## BEGIN MATERIAL FOR THIS TASK

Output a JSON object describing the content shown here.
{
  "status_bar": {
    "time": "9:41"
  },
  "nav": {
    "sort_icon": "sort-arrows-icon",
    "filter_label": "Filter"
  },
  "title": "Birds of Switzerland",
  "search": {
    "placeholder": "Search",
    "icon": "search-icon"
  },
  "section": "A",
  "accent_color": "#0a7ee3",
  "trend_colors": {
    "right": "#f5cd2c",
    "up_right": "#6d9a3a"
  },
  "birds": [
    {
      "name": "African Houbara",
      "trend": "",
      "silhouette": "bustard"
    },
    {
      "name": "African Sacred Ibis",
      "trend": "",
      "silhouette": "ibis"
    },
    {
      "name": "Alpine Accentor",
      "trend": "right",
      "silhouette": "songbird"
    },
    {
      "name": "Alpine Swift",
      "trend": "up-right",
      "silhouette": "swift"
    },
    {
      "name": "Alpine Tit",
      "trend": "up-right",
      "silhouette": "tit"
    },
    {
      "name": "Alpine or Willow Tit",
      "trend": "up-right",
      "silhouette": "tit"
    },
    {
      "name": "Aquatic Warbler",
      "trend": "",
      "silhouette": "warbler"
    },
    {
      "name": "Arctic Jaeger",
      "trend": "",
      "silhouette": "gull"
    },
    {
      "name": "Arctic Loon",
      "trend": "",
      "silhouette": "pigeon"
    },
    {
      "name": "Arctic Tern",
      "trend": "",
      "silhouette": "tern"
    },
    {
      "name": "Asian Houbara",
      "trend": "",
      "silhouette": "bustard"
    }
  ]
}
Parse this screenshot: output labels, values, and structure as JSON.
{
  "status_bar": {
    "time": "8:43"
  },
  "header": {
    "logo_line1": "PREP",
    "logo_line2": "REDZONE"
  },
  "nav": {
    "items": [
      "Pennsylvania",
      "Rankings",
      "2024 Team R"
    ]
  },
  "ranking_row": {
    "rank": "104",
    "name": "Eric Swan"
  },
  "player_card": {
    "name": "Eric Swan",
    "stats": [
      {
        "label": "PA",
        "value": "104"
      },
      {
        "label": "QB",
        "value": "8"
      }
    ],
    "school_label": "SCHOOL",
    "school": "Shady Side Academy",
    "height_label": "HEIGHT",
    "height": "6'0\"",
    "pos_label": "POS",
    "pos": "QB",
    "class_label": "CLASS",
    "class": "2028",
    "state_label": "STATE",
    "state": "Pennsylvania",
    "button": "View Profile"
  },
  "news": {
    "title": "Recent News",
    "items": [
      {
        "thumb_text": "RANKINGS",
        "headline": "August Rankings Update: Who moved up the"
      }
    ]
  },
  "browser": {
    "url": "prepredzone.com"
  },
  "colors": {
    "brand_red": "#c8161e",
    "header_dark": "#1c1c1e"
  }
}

## END MATERIAL FOR THIS TASK

AIM: Transcribe the data. Leave every line exactly as it is.

TASK OUTPUT:
Output a JSON object describing the content shown here.
{
  "status_bar": {
    "time": "9:41"
  },
  "nav": {
    "sort_icon": "sort-arrows-icon",
    "filter_label": "Filter"
  },
  "title": "Birds of Switzerland",
  "search": {
    "placeholder": "Search",
    "icon": "search-icon"
  },
  "section": "A",
  "accent_color": "#0a7ee3",
  "trend_colors": {
    "right": "#f5cd2c",
    "up_right": "#6d9a3a"
  },
  "birds": [
    {
      "name": "African Houbara",
      "trend": "",
      "silhouette": "bustard"
    },
    {
      "name": "African Sacred Ibis",
      "trend": "",
      "silhouette": "ibis"
    },
    {
      "name": "Alpine Accentor",
      "trend": "right",
      "silhouette": "songbird"
    },
    {
      "name": "Alpine Swift",
      "trend": "up-right",
      "silhouette": "swift"
    },
    {
      "name": "Alpine Tit",
      "trend": "up-right",
      "silhouette": "tit"
    },
    {
      "name": "Alpine or Willow Tit",
      "trend": "up-right",
      "silhouette": "tit"
    },
    {
      "name": "Aquatic Warbler",
      "trend": "",
      "silhouette": "warbler"
    },
    {
      "name": "Arctic Jaeger",
      "trend": "",
      "silhouette": "gull"
    },
    {
      "name": "Arctic Loon",
      "trend": "",
      "silhouette": "pigeon"
    },
    {
      "name": "Arctic Tern",
      "trend": "",
      "silhouette": "tern"
    },
    {
      "name": "Asian Houbara",
      "trend": "",
      "silhouette": "bustard"
    }
  ]
}
Parse this screenshot: output labels, values, and structure as JSON.
{
  "status_bar": {
    "time": "8:43"
  },
  "header": {
    "logo_line1": "PREP",
    "logo_line2": "REDZONE"
  },
  "nav": {
    "items": [
      "Pennsylvania",
      "Rankings",
      "2024 Team R"
    ]
  },
  "ranking_row": {
    "rank": "104",
    "name": "Eric Swan"
  },
  "player_card": {
    "name": "Eric Swan",
    "stats": [
      {
        "label": "PA",
        "value": "104"
      },
      {
        "label": "QB",
        "value": "8"
      }
    ],
    "school_label": "SCHOOL",
    "school": "Shady Side Academy",
    "height_label": "HEIGHT",
    "height": "6'0\"",
    "pos_label": "POS",
    "pos": "QB",
    "class_label": "CLASS",
    "class": "2028",
    "state_label": "STATE",
    "state": "Pennsylvania",
    "button": "View Profile"
  },
  "news": {
    "title": "Recent News",
    "items": [
      {
        "thumb_text": "RANKINGS",
        "headline": "August Rankings Update: Who moved up the"
      }
    ]
  },
  "browser": {
    "url": "prepredzone.com"
  },
  "colors": {
    "brand_red": "#c8161e",
    "header_dark": "#1c1c1e"
  }
}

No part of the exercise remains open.